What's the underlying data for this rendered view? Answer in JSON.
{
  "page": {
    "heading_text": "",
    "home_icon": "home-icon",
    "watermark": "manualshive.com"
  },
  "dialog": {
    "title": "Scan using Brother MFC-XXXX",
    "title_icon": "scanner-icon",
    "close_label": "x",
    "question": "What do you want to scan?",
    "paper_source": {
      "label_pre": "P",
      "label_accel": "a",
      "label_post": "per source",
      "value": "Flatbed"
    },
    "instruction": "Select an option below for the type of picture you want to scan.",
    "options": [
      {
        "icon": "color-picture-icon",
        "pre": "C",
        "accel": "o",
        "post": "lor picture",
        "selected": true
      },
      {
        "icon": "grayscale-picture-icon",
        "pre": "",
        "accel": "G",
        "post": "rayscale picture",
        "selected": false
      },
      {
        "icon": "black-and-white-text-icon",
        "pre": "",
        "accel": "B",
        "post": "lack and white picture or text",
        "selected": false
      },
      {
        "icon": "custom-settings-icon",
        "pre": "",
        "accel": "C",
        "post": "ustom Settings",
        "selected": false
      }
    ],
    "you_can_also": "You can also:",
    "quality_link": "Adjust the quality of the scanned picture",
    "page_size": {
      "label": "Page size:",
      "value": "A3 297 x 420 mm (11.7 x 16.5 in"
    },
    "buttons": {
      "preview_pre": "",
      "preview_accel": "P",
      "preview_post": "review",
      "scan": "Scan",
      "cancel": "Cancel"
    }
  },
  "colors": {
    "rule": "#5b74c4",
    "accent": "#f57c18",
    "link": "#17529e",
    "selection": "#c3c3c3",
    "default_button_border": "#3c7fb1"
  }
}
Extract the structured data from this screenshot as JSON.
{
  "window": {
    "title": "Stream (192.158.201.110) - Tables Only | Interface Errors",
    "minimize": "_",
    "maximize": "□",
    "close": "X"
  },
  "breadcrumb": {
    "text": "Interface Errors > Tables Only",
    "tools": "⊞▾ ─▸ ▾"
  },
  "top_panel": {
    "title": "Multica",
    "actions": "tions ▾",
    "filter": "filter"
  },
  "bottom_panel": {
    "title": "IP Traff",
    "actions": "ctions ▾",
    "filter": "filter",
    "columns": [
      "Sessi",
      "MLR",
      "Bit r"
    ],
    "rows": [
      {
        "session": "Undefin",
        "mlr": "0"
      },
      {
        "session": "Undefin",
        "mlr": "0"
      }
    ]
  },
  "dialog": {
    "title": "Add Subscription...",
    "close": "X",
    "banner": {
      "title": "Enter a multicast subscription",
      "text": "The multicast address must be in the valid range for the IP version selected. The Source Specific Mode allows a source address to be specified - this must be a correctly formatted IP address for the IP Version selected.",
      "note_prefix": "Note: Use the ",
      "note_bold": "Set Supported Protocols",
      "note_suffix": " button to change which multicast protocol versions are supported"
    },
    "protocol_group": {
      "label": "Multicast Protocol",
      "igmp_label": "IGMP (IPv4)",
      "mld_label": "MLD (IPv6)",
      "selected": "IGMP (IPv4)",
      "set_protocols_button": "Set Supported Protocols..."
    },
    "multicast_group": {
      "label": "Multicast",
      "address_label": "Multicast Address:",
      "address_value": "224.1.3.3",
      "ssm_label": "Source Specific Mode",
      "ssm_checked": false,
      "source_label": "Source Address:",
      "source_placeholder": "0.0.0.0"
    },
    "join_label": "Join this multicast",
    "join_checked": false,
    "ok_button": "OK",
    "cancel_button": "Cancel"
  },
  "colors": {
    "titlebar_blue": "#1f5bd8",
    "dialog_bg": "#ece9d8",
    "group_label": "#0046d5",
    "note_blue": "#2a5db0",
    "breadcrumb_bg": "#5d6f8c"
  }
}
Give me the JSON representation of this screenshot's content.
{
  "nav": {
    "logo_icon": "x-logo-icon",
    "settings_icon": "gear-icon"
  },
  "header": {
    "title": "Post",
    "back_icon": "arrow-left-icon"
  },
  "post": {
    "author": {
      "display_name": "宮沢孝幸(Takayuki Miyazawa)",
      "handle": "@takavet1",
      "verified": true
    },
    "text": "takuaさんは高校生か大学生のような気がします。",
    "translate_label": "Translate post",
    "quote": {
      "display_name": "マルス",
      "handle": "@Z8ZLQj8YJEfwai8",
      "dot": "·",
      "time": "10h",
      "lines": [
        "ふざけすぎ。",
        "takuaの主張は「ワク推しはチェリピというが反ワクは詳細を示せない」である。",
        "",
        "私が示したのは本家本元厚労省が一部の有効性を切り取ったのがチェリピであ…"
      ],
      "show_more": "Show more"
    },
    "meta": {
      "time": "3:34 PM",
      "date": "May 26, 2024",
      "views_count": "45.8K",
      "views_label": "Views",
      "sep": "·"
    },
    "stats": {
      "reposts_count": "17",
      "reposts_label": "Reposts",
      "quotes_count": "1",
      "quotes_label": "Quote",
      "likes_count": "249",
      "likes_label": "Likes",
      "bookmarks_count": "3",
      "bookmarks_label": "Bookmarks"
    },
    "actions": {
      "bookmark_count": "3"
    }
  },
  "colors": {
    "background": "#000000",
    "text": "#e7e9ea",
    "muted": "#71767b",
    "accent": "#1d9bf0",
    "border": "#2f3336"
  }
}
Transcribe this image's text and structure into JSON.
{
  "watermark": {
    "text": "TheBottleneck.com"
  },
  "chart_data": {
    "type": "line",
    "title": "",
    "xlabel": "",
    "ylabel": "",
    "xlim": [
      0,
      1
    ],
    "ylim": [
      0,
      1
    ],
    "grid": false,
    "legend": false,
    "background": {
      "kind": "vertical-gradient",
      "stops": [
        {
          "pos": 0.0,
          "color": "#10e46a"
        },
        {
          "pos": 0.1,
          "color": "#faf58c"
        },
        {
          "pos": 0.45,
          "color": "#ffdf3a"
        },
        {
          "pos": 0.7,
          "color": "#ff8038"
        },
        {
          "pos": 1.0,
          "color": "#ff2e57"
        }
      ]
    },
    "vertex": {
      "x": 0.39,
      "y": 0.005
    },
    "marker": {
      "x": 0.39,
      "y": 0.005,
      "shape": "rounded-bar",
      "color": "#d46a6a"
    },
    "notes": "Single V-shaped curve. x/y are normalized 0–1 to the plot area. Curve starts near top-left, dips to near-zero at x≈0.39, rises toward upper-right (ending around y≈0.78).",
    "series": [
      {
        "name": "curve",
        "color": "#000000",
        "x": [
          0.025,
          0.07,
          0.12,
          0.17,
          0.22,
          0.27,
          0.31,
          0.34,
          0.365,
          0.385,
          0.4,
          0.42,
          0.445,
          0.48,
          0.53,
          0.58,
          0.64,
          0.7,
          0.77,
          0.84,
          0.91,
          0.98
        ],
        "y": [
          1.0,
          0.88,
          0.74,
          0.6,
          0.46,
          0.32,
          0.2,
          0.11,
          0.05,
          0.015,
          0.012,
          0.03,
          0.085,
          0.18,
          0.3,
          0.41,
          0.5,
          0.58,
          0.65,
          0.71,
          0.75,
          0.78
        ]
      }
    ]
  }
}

--

*PROBLEM TO SOLVE*.
From the entries above, select each line containing the string "Only".

*SOLVED PROBLEM*.
    "title": "Stream (192.158.201.110) - Tables Only | Interface Errors",
    "text": "Interface Errors > Tables Only",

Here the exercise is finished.